Provide only the number of lines in the data below that contain the string "JSON".
+++ Source data +++
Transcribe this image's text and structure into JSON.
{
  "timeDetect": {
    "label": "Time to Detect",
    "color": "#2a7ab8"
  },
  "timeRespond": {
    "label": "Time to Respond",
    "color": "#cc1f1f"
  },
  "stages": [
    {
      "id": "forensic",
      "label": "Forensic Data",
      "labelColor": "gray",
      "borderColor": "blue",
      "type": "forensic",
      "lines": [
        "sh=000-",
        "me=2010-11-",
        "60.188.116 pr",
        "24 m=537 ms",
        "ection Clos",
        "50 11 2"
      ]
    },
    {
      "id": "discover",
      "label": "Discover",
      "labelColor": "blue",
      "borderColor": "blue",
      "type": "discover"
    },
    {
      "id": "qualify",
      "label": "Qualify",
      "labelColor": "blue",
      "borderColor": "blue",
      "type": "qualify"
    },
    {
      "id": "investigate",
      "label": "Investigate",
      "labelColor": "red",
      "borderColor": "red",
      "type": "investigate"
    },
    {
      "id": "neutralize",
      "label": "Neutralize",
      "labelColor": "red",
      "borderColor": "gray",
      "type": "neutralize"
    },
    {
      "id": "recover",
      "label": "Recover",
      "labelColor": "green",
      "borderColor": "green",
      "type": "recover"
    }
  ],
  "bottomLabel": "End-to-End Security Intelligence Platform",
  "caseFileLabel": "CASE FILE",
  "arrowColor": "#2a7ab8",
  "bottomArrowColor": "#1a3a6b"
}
+++
+++ Source data +++
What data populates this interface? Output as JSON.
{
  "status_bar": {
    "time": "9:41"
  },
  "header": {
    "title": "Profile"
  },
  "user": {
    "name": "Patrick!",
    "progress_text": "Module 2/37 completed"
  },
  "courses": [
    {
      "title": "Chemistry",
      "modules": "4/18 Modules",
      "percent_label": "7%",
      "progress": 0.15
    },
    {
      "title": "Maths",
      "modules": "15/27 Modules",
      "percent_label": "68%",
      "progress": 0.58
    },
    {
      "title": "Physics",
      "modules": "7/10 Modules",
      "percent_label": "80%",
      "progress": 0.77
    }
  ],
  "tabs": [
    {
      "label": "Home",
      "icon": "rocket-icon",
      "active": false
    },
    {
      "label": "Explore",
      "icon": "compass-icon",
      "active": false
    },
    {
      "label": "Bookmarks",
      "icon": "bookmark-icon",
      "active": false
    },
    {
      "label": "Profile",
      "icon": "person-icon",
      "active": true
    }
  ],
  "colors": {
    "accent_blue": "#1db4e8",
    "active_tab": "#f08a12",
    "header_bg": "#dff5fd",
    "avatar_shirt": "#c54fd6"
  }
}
+++
● Exercise answer:
2